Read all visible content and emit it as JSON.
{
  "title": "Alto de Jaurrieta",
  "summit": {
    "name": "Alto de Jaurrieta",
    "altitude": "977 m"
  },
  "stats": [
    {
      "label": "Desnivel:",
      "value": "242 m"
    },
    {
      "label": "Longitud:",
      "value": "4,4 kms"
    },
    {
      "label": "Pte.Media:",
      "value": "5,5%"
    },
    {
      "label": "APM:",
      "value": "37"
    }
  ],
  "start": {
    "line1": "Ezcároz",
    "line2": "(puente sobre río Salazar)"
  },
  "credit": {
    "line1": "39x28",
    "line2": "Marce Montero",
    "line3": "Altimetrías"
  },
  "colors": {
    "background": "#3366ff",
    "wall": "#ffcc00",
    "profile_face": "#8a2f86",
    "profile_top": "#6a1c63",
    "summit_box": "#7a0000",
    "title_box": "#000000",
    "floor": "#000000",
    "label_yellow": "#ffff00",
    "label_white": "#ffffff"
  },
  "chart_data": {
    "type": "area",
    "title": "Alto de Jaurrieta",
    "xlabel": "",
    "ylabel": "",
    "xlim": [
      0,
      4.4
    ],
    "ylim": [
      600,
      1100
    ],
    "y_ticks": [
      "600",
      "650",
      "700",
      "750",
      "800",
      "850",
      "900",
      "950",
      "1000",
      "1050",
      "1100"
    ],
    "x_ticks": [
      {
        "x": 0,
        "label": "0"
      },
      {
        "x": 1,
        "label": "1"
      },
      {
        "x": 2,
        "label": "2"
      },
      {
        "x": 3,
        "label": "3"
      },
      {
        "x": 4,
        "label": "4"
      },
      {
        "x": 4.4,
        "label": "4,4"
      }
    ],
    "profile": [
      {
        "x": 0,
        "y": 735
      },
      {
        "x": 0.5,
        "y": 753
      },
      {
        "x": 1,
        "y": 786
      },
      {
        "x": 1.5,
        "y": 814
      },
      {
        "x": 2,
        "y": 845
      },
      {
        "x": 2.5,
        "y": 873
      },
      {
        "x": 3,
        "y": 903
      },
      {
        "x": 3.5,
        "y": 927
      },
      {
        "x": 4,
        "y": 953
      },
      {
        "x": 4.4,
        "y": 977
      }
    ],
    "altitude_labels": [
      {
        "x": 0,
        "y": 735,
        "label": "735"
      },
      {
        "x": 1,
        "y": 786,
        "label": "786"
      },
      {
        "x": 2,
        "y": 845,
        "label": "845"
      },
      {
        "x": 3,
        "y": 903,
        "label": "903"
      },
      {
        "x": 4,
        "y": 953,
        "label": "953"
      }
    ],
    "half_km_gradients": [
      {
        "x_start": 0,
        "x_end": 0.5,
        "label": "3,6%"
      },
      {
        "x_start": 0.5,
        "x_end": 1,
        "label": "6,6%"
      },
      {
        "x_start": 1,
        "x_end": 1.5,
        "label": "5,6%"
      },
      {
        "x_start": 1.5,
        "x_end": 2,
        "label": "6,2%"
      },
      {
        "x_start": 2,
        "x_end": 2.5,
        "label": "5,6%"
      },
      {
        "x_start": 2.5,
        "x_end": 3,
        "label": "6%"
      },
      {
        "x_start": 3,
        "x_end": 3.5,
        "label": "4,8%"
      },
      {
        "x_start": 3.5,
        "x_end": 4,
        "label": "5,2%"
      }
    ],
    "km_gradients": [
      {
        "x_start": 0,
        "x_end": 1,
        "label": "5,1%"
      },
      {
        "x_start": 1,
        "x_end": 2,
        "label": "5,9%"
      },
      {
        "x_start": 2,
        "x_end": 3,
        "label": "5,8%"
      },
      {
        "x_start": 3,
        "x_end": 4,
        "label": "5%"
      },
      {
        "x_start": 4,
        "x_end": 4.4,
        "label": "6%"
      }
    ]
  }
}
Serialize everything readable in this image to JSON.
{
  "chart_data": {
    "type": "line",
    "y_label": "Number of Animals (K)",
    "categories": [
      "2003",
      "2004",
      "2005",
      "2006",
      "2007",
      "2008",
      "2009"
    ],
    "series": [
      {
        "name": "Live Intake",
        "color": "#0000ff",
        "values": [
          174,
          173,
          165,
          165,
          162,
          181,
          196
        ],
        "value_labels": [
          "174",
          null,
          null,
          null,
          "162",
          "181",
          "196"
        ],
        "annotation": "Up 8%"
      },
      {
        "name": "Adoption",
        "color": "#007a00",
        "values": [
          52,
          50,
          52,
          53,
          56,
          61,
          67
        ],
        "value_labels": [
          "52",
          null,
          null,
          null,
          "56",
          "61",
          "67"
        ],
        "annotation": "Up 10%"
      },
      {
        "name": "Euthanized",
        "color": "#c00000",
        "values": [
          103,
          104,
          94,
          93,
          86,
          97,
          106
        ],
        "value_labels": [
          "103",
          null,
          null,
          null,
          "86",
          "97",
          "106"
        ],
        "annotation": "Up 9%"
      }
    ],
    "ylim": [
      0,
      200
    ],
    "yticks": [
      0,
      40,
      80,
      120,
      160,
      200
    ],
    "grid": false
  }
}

### GOAL
The records above should be repeated in full, exactly as given.

### RESPONSE TO THIS TASK
Read all visible content and emit it as JSON.
{
  "title": "Alto de Jaurrieta",
  "summit": {
    "name": "Alto de Jaurrieta",
    "altitude": "977 m"
  },
  "stats": [
    {
      "label": "Desnivel:",
      "value": "242 m"
    },
    {
      "label": "Longitud:",
      "value": "4,4 kms"
    },
    {
      "label": "Pte.Media:",
      "value": "5,5%"
    },
    {
      "label": "APM:",
      "value": "37"
    }
  ],
  "start": {
    "line1": "Ezcároz",
    "line2": "(puente sobre río Salazar)"
  },
  "credit": {
    "line1": "39x28",
    "line2": "Marce Montero",
    "line3": "Altimetrías"
  },
  "colors": {
    "background": "#3366ff",
    "wall": "#ffcc00",
    "profile_face": "#8a2f86",
    "profile_top": "#6a1c63",
    "summit_box": "#7a0000",
    "title_box": "#000000",
    "floor": "#000000",
    "label_yellow": "#ffff00",
    "label_white": "#ffffff"
  },
  "chart_data": {
    "type": "area",
    "title": "Alto de Jaurrieta",
    "xlabel": "",
    "ylabel": "",
    "xlim": [
      0,
      4.4
    ],
    "ylim": [
      600,
      1100
    ],
    "y_ticks": [
      "600",
      "650",
      "700",
      "750",
      "800",
      "850",
      "900",
      "950",
      "1000",
      "1050",
      "1100"
    ],
    "x_ticks": [
      {
        "x": 0,
        "label": "0"
      },
      {
        "x": 1,
        "label": "1"
      },
      {
        "x": 2,
        "label": "2"
      },
      {
        "x": 3,
        "label": "3"
      },
      {
        "x": 4,
        "label": "4"
      },
      {
        "x": 4.4,
        "label": "4,4"
      }
    ],
    "profile": [
      {
        "x": 0,
        "y": 735
      },
      {
        "x": 0.5,
        "y": 753
      },
      {
        "x": 1,
        "y": 786
      },
      {
        "x": 1.5,
        "y": 814
      },
      {
        "x": 2,
        "y": 845
      },
      {
        "x": 2.5,
        "y": 873
      },
      {
        "x": 3,
        "y": 903
      },
      {
        "x": 3.5,
        "y": 927
      },
      {
        "x": 4,
        "y": 953
      },
      {
        "x": 4.4,
        "y": 977
      }
    ],
    "altitude_labels": [
      {
        "x": 0,
        "y": 735,
        "label": "735"
      },
      {
        "x": 1,
        "y": 786,
        "label": "786"
      },
      {
        "x": 2,
        "y": 845,
        "label": "845"
      },
      {
        "x": 3,
        "y": 903,
        "label": "903"
      },
      {
        "x": 4,
        "y": 953,
        "label": "953"
      }
    ],
    "half_km_gradients": [
      {
        "x_start": 0,
        "x_end": 0.5,
        "label": "3,6%"
      },
      {
        "x_start": 0.5,
        "x_end": 1,
        "label": "6,6%"
      },
      {
        "x_start": 1,
        "x_end": 1.5,
        "label": "5,6%"
      },
      {
        "x_start": 1.5,
        "x_end": 2,
        "label": "6,2%"
      },
      {
        "x_start": 2,
        "x_end": 2.5,
        "label": "5,6%"
      },
      {
        "x_start": 2.5,
        "x_end": 3,
        "label": "6%"
      },
      {
        "x_start": 3,
        "x_end": 3.5,
        "label": "4,8%"
      },
      {
        "x_start": 3.5,
        "x_end": 4,
        "label": "5,2%"
      }
    ],
    "km_gradients": [
      {
        "x_start": 0,
        "x_end": 1,
        "label": "5,1%"
      },
      {
        "x_start": 1,
        "x_end": 2,
        "label": "5,9%"
      },
      {
        "x_start": 2,
        "x_end": 3,
        "label": "5,8%"
      },
      {
        "x_start": 3,
        "x_end": 4,
        "label": "5%"
      },
      {
        "x_start": 4,
        "x_end": 4.4,
        "label": "6%"
      }
    ]
  }
}
Serialize everything readable in this image to JSON.
{
  "chart_data": {
    "type": "line",
    "y_label": "Number of Animals (K)",
    "categories": [
      "2003",
      "2004",
      "2005",
      "2006",
      "2007",
      "2008",
      "2009"
    ],
    "series": [
      {
        "name": "Live Intake",
        "color": "#0000ff",
        "values": [
          174,
          173,
          165,
          165,
          162,
          181,
          196
        ],
        "value_labels": [
          "174",
          null,
          null,
          null,
          "162",
          "181",
          "196"
        ],
        "annotation": "Up 8%"
      },
      {
        "name": "Adoption",
        "color": "#007a00",
        "values": [
          52,
          50,
          52,
          53,
          56,
          61,
          67
        ],
        "value_labels": [
          "52",
          null,
          null,
          null,
          "56",
          "61",
          "67"
        ],
        "annotation": "Up 10%"
      },
      {
        "name": "Euthanized",
        "color": "#c00000",
        "values": [
          103,
          104,
          94,
          93,
          86,
          97,
          106
        ],
        "value_labels": [
          "103",
          null,
          null,
          null,
          "86",
          "97",
          "106"
        ],
        "annotation": "Up 9%"
      }
    ],
    "ylim": [
      0,
      200
    ],
    "yticks": [
      0,
      40,
      80,
      120,
      160,
      200
    ],
    "grid": false
  }
}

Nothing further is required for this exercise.